#### Passage given:
Our work builds conceptually on SIP (Lindemann et al., [2023b](https://arxiv.org/html/2407.04543v1#bib.bib21)), in which a Transformer is pre-trained to simulate the behaviour of Finite State Transducers (FSTs) to introduce a structural inductive bias for FST-like behaviour. That is, given a representation of an automatically generated FST and an input string, a Transformer is pre-trained to predict what the output of the FST is on the given input. During fine-tuning, SIP proposes to use a prefix of tunable embeddings in place of an FST description. While SIP and our work share similar methodology, i.e.pre-training a model with a description of a transformation and fine-tuning the model with a prefix of tunable embeddings, they address different problems: SIP focuses on the sequential inductive bias of FSTs, whereas we strengthen the inductive bias for transformations of syntax trees. Another major difference is that their pre-training task is fully deterministic and unambiguous as there is only a single output for any FST and input string. In contrast, in our case, performing the transformation requires knowledge about the underlying syntax tree, which is not provided to the model. This forces the model to learn the syntax or reuse its existing syntactic knowledge.

#### Syntax-infused pre-training

In recent years, several works have explored injecting syntactic knowledge through pre-training or multi-task learning. Most of these approaches have focused on learning contextualized word representations with task-specific layers on top and have shown that syntactic knowledge can improve parsing (Zhou et al., [2020](https://arxiv.org/html/2407.04543v1#bib.bib46)), semantic role labelling (Swayamdipta et al., [2018](https://arxiv.org/html/2407.04543v1#bib.bib37); Zhou et al., [2020](https://arxiv.org/html/2407.04543v1#bib.bib46)), coreference resolution (Swayamdipta et al., [2018](https://arxiv.org/html/2407.04543v1#bib.bib37)), grammatical error detection (Zhang et al., [2022](https://arxiv.org/html/2407.04543v1#bib.bib45)) and relation extraction (Bassignana et al., [2023](https://arxiv.org/html/2407.04543v1#bib.bib2)). Because these works focus on encoder-only models, they cannot be directly applied to sequence-to-sequence tasks.

In the context of sequence-to-sequence models, Xu et al. ([2020](https://arxiv.org/html/2407.04543v1#bib.bib42)) focus on broad-coverage semantic parsing and explore pre-training on multiple tasks including constituency parsing with linearized trees. Finally, Mulligan et al. ([2021](https://arxiv.org/html/2407.04543v1#bib.bib27)) present proof-of-concept experiments in which they show that multi-task learning of syntactic transformations can provide a bias towards hierarchical generalizations when data with a hierarchical structure is provided for the auxiliary tasks. In contrast to our work, they consider a setup with training from scratch using multi-task learning rather than pre-training. They only use three manually selected syntactic transformations and focus entirely on synthetic data.

#### Tasks:
[1] Retype the passage on syntax-infused pre-training, starting with "In the context" and going on through "on synthetic data.".
[2] Echo, word for word, the lines in the rows starting with the line with "performance-line-chart: 3/10/19 3/24/19" and going on through the line with "metric-card-total-impressions[interactable]: Total impressions".
The rows have no connection to the passage on syntax-infused pre-training.

#### Data shown:

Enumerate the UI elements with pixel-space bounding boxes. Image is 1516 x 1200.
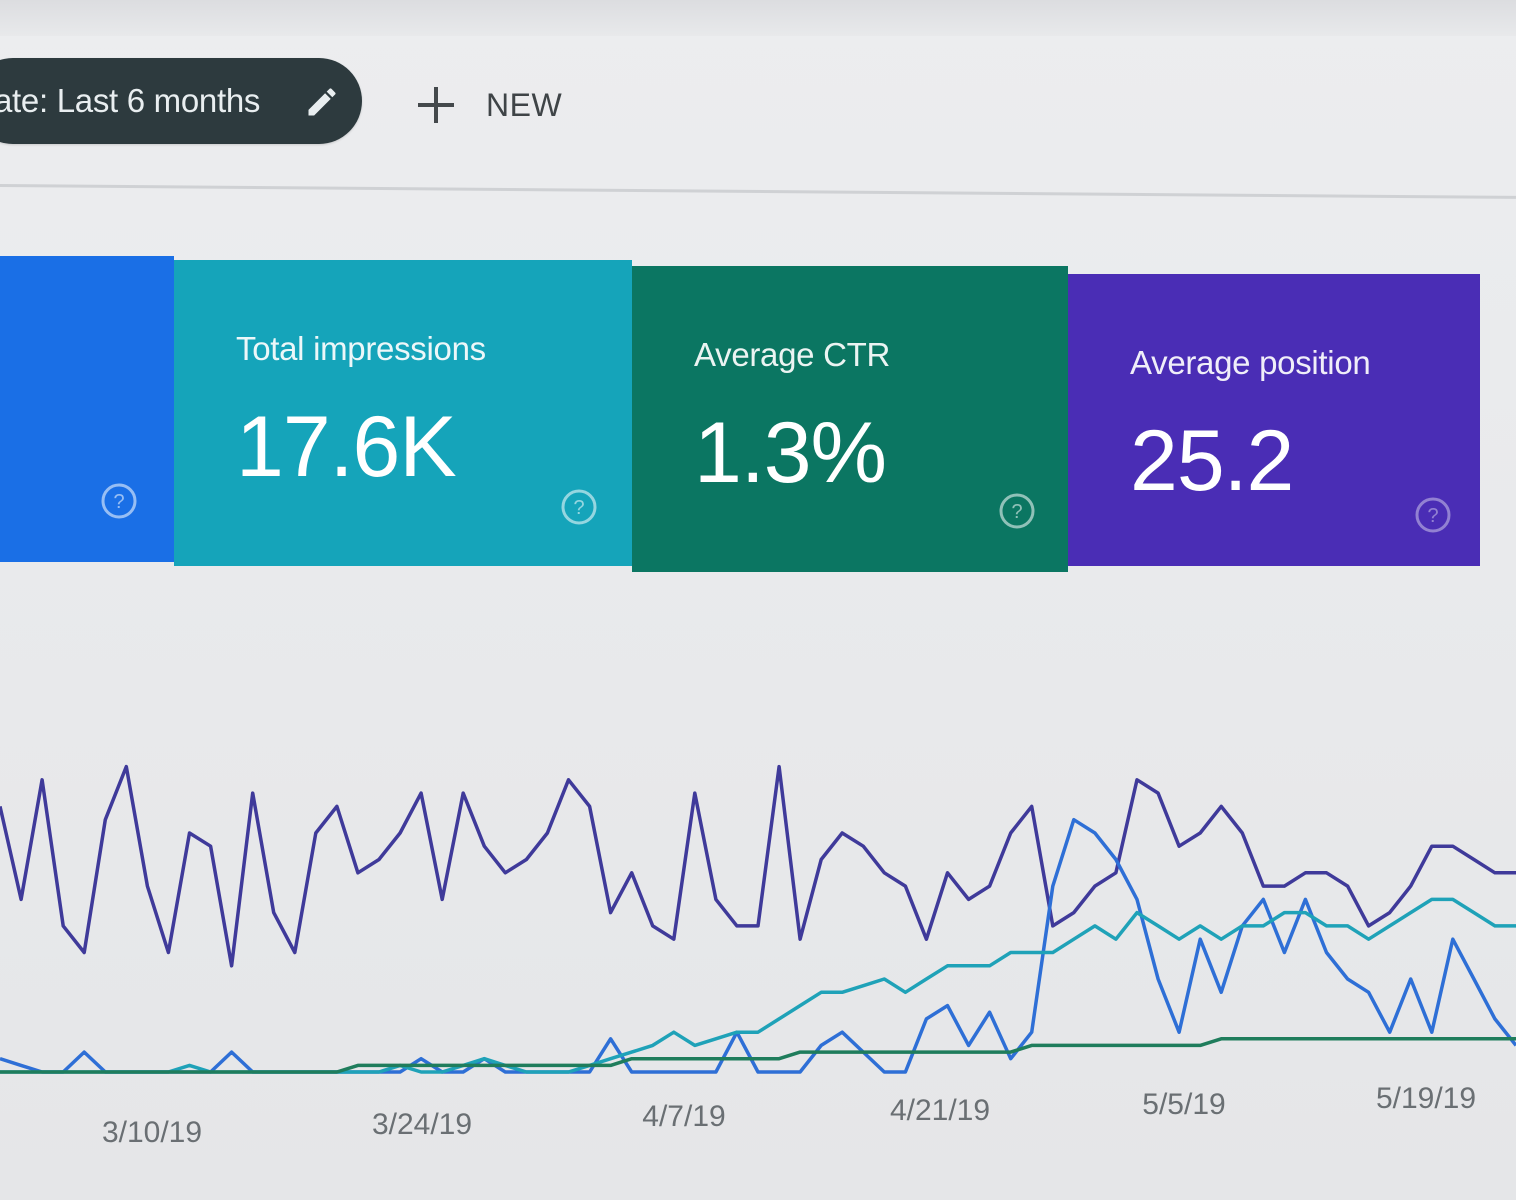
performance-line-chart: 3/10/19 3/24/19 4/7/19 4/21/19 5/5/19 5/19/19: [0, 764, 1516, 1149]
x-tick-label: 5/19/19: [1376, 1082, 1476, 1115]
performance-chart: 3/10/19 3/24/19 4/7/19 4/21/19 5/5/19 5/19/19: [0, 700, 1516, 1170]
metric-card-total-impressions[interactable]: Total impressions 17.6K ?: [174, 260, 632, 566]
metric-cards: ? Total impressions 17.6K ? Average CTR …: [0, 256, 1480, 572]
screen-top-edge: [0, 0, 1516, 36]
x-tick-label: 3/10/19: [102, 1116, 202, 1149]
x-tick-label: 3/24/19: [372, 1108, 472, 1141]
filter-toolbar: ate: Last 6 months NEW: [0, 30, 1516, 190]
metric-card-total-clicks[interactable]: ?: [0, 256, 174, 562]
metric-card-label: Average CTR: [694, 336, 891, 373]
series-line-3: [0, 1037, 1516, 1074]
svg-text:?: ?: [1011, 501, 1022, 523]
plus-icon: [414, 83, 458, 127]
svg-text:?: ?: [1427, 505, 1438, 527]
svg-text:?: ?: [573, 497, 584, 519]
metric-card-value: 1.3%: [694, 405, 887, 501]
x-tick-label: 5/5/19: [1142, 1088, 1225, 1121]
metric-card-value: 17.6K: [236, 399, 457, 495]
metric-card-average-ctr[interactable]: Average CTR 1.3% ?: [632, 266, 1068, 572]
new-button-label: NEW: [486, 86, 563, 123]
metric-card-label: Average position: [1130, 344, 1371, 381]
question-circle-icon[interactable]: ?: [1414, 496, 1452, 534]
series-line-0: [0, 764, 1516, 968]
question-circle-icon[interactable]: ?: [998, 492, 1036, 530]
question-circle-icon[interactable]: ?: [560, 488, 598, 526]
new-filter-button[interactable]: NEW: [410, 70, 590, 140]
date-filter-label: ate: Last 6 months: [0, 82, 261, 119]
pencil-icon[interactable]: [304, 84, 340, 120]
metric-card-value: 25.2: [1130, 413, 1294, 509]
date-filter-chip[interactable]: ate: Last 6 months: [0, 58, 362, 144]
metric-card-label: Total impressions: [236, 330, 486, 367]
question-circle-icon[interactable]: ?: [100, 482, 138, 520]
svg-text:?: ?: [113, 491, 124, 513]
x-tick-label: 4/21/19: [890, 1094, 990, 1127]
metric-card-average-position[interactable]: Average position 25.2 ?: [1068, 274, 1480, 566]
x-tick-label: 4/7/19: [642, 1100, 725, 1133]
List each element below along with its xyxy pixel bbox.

#### Solutions:
[1]
In the context of sequence-to-sequence models, Xu et al. ([2020](https://arxiv.org/html/2407.04543v1#bib.bib42)) focus on broad-coverage semantic parsing and explore pre-training on multiple tasks including constituency parsing with linearized trees. Finally, Mulligan et al. ([2021](https://arxiv.org/html/2407.04543v1#bib.bib27)) present proof-of-concept experiments in which they show that multi-task learning of syntactic transformations can provide a bias towards hierarchical generalizations when data with a hierarchical structure is provided for the auxiliary tasks. In contrast to our work, they consider a setup with training from scratch using multi-task learning rather than pre-training. They only use three manually selected syntactic transformations and focus entirely on synthetic data.

[2]
performance-line-chart: 3/10/19 3/24/19 4/7/19 4/21/19 5/5/19 5/19/19: [0, 764, 1516, 1149]
x-tick-label: 5/19/19: [1376, 1082, 1476, 1115]
performance-chart: 3/10/19 3/24/19 4/7/19 4/21/19 5/5/19 5/19/19: [0, 700, 1516, 1170]
metric-card-total-impressions[interactable]: Total impressions 17.6K ?: [174, 260, 632, 566]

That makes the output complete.